Directive:
Collect each line containing "Sampah".

Extracted records:
..........
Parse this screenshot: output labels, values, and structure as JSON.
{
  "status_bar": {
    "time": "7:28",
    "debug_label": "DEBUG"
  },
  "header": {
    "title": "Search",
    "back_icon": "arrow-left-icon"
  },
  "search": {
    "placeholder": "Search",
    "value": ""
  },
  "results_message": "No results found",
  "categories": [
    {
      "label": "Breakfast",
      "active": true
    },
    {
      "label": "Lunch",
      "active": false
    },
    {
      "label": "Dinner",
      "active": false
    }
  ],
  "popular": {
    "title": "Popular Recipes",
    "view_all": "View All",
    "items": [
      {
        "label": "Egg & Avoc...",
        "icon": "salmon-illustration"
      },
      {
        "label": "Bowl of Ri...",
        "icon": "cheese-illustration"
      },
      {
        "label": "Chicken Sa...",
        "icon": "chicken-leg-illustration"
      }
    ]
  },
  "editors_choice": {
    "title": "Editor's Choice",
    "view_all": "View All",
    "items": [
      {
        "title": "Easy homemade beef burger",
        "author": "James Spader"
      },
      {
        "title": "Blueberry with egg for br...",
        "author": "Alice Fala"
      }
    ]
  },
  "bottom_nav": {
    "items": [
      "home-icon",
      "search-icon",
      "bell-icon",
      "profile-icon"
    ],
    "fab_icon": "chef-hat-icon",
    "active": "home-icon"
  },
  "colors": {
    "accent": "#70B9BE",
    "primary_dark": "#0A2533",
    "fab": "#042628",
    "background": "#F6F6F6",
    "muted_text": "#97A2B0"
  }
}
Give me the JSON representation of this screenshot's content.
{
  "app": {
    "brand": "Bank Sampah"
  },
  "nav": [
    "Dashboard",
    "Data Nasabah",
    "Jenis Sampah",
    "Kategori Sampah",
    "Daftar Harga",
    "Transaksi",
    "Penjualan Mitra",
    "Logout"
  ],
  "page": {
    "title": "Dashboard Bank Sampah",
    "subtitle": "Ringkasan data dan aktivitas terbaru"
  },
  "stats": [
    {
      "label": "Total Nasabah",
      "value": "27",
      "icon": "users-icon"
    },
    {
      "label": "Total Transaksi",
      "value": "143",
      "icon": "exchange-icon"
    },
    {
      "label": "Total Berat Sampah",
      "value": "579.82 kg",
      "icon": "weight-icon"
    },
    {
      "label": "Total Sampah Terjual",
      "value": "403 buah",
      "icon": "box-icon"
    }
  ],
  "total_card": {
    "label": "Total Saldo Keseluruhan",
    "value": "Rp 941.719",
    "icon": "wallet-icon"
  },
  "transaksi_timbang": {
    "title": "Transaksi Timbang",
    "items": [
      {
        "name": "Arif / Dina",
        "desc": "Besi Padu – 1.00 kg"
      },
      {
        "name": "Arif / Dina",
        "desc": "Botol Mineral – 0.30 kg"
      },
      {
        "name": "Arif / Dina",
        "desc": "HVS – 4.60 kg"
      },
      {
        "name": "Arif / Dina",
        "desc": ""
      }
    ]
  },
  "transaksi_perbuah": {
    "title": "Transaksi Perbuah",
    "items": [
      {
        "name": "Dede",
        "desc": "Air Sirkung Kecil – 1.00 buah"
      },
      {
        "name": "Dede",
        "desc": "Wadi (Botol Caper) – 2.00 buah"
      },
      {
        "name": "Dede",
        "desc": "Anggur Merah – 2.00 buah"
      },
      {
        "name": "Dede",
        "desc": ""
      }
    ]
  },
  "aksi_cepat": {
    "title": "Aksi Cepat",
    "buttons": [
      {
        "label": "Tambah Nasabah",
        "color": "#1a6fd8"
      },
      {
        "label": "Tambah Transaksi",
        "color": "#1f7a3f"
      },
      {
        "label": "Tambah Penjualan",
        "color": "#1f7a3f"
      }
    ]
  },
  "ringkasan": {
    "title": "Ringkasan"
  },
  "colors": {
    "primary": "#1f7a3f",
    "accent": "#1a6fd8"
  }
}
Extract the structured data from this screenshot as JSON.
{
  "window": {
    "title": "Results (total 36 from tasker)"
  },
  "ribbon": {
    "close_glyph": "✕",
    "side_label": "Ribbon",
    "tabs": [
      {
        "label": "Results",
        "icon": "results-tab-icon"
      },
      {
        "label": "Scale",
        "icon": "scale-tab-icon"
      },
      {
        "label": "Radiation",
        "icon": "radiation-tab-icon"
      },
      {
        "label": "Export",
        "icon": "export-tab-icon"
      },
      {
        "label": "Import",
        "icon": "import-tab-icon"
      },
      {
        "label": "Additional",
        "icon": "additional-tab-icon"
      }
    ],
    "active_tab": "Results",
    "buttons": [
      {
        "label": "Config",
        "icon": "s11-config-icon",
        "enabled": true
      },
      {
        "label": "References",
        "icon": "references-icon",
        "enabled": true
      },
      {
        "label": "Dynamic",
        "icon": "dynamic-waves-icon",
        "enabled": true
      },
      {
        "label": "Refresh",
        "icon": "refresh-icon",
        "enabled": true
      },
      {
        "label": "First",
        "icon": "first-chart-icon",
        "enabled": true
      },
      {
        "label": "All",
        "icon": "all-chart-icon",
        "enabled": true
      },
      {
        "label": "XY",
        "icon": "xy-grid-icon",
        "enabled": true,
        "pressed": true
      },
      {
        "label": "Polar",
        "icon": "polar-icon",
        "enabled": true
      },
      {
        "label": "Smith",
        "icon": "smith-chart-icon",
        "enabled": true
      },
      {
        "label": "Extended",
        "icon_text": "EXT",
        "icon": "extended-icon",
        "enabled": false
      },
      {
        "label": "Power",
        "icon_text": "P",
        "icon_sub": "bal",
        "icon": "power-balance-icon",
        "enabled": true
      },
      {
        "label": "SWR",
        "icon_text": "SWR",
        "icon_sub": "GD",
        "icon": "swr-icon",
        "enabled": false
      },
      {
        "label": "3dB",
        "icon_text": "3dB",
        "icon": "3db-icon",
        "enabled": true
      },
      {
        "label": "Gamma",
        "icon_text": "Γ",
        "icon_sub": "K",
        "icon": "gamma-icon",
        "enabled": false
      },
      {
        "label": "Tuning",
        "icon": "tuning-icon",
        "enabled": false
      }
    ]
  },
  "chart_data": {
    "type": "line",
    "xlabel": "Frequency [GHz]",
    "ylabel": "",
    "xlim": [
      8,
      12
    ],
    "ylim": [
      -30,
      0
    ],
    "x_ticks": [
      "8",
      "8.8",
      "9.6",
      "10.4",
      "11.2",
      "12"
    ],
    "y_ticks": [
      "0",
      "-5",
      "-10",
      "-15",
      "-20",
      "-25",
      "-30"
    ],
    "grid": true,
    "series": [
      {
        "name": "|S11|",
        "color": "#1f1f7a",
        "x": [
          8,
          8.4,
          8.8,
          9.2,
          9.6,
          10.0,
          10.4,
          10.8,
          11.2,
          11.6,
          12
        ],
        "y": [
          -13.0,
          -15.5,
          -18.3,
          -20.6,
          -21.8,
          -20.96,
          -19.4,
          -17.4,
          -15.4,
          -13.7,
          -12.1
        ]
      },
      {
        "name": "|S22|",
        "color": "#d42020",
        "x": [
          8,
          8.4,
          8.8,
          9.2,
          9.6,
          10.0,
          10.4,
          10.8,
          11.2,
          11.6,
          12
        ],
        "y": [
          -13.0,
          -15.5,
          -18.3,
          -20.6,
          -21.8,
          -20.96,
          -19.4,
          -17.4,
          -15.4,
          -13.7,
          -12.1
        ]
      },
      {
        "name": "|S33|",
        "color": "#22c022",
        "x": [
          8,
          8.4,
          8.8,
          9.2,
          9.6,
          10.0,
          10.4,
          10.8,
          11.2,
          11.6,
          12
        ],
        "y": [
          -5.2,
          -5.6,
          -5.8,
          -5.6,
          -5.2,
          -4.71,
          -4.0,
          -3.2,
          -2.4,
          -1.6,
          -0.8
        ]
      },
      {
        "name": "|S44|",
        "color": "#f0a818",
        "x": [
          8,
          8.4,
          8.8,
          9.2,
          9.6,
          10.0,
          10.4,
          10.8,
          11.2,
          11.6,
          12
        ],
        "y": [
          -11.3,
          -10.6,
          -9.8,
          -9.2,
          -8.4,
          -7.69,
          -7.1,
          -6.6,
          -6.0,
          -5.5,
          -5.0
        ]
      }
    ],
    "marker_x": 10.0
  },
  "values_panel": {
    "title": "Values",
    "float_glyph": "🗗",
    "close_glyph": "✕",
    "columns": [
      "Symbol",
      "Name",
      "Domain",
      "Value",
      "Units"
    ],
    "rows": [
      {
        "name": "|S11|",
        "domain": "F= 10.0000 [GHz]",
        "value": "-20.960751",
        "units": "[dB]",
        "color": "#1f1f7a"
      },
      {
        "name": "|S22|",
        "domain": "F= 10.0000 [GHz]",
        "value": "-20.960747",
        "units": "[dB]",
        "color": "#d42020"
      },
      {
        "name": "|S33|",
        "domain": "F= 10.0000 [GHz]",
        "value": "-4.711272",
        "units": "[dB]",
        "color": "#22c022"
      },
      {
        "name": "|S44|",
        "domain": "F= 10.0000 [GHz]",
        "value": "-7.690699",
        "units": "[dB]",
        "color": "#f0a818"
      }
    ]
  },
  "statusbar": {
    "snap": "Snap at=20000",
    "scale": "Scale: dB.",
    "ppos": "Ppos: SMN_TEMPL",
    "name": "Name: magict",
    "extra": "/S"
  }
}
..........
Exercise solution:
    "brand": "Bank Sampah"
    "Jenis Sampah",
    "Kategori Sampah",
    "title": "Dashboard Bank Sampah",
      "label": "Total Berat Sampah",
      "label": "Total Sampah Terjual",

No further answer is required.